Every line holding the string "ylabel" should be gathered.

+-------+

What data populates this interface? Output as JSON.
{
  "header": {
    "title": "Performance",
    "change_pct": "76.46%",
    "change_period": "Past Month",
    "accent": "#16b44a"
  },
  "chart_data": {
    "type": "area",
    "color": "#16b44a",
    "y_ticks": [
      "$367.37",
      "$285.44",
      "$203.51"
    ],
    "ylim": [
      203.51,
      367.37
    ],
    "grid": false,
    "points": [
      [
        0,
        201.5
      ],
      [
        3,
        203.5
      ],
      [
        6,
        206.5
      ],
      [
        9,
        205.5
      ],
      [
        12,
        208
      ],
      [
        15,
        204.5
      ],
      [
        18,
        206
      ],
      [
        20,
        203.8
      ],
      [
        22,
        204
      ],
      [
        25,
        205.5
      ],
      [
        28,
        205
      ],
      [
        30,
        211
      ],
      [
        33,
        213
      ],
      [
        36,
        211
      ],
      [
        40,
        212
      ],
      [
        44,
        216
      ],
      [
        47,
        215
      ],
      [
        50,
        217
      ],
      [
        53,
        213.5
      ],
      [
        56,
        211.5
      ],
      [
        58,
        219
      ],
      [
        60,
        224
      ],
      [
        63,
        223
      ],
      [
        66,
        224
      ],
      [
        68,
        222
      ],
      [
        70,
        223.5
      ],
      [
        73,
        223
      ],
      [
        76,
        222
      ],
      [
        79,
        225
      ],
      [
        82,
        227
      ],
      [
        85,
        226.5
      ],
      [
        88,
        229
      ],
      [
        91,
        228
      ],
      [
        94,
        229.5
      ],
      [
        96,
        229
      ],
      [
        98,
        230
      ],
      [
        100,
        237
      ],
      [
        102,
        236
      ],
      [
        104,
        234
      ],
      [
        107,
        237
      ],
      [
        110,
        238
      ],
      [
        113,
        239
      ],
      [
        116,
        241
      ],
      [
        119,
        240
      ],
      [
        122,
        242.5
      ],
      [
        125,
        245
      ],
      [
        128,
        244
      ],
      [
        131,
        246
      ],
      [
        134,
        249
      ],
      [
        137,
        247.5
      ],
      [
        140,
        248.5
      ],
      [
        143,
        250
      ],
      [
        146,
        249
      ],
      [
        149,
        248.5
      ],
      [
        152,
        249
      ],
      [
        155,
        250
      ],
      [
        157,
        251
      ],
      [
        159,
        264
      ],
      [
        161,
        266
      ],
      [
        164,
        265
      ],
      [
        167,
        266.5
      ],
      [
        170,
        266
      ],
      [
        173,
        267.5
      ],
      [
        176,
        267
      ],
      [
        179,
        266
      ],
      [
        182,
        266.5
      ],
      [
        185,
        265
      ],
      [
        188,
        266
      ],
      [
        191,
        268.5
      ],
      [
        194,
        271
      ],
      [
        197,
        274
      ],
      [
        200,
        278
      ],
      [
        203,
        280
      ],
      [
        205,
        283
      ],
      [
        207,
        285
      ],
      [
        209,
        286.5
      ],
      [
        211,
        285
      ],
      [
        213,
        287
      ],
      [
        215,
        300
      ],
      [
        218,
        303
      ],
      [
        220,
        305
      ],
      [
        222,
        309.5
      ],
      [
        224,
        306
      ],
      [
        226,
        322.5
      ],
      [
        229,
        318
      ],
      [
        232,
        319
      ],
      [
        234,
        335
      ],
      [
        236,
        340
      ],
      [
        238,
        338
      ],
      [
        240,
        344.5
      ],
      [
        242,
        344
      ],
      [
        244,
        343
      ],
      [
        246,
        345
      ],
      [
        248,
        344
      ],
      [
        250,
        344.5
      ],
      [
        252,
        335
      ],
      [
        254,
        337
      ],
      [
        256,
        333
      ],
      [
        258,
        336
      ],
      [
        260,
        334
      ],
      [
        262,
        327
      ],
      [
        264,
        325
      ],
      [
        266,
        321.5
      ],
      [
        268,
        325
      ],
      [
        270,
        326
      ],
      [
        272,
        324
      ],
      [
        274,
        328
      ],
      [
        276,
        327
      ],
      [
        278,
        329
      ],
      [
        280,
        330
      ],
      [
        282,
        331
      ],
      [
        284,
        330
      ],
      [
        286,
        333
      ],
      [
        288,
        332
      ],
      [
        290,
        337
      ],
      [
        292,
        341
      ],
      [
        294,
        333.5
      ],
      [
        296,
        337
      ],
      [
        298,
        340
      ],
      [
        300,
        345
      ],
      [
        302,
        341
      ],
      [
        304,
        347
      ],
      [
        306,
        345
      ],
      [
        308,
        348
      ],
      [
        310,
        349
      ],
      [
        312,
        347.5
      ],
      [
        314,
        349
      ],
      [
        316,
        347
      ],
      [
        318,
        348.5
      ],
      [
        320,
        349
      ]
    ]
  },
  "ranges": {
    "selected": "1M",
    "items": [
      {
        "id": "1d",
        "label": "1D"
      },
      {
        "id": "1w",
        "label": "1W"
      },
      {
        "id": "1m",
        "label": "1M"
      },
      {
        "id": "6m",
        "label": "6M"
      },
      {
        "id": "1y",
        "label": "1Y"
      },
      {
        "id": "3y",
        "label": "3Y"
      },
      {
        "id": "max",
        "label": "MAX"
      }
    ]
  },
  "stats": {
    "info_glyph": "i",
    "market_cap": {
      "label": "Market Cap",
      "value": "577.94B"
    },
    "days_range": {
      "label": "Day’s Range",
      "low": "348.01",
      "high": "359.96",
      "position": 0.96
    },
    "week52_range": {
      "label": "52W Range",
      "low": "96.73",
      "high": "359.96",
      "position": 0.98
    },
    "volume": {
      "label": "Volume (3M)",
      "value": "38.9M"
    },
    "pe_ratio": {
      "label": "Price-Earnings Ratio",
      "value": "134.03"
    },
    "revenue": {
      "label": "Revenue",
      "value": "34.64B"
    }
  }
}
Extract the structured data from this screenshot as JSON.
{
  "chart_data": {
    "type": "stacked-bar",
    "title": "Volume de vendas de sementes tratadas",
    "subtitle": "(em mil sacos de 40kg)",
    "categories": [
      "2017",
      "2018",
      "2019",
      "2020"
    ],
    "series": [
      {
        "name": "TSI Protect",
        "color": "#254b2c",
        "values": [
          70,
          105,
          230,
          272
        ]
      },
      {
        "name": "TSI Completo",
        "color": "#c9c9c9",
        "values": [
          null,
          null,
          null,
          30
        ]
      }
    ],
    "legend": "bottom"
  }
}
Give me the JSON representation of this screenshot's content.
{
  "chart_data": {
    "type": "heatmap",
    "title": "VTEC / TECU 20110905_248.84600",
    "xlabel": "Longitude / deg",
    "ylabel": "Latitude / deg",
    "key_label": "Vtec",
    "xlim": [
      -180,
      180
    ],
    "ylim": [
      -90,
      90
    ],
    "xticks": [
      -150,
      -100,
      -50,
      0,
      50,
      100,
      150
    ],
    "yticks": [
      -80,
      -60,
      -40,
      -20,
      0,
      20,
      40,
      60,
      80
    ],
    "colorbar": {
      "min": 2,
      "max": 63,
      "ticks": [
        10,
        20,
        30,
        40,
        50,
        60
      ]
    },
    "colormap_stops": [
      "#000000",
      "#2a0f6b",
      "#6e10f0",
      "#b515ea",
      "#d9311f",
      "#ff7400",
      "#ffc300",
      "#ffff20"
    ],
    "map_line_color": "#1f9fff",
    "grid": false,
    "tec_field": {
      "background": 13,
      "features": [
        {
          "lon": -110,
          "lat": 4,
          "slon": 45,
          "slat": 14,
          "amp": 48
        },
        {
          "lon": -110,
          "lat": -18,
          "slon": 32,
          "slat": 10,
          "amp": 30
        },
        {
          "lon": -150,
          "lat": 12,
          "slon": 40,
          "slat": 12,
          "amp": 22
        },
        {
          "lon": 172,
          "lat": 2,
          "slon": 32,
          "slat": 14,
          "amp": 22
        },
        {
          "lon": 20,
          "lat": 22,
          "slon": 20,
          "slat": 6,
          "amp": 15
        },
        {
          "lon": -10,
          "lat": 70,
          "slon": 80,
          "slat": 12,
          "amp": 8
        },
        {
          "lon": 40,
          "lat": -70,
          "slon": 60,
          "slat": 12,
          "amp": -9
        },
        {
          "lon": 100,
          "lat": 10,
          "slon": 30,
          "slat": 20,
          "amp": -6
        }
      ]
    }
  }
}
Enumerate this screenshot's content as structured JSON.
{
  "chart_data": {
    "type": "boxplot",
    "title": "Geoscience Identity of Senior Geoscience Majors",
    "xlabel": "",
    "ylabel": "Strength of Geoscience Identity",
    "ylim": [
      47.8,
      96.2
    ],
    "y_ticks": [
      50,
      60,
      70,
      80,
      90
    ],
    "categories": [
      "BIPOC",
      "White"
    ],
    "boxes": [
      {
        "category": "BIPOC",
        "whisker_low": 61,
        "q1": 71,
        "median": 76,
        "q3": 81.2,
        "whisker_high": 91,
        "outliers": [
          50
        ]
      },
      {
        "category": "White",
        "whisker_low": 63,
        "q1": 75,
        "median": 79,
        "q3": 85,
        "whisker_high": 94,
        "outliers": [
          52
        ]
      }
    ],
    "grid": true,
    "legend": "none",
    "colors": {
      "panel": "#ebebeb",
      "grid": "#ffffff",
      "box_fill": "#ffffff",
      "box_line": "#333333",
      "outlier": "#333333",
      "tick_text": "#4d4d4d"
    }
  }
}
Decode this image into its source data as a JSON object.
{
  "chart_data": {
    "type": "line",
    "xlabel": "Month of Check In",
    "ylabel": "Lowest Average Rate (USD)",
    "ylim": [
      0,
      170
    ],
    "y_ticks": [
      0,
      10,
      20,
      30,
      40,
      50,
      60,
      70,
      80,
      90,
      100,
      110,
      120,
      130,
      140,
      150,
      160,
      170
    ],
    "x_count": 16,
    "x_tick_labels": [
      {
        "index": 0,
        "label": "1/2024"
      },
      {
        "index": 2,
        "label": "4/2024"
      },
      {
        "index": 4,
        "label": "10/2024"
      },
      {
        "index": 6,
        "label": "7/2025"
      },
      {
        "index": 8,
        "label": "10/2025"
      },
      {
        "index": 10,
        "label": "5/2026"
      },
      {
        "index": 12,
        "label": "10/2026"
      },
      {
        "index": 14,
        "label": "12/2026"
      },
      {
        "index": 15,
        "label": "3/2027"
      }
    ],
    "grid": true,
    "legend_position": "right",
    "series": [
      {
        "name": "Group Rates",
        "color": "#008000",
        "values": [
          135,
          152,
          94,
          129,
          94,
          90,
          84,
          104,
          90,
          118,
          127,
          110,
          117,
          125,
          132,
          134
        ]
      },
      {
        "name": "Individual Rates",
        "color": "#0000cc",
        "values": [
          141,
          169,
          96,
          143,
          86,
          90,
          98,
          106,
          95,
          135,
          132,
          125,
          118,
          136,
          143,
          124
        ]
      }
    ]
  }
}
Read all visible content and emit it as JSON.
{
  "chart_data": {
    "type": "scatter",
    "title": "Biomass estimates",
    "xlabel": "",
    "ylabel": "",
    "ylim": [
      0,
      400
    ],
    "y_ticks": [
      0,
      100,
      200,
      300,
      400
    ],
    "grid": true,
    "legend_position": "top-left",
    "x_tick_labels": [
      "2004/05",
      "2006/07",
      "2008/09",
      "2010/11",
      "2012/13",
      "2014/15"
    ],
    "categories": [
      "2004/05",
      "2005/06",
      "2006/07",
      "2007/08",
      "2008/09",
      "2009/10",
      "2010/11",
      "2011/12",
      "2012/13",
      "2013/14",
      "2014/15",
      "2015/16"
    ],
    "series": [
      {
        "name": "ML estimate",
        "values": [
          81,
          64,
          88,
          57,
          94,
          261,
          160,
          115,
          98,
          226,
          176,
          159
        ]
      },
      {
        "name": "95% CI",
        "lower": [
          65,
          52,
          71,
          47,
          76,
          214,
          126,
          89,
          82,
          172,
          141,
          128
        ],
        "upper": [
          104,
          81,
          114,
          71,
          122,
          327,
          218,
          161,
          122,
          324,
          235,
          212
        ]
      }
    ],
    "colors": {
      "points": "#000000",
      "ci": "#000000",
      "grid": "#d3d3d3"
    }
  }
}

+-------+

Solution to this problem:
    "ylabel": "Latitude / deg",
    "ylabel": "Strength of Geoscience Identity",
    "ylabel": "Lowest Average Rate (USD)",
    "ylabel": "",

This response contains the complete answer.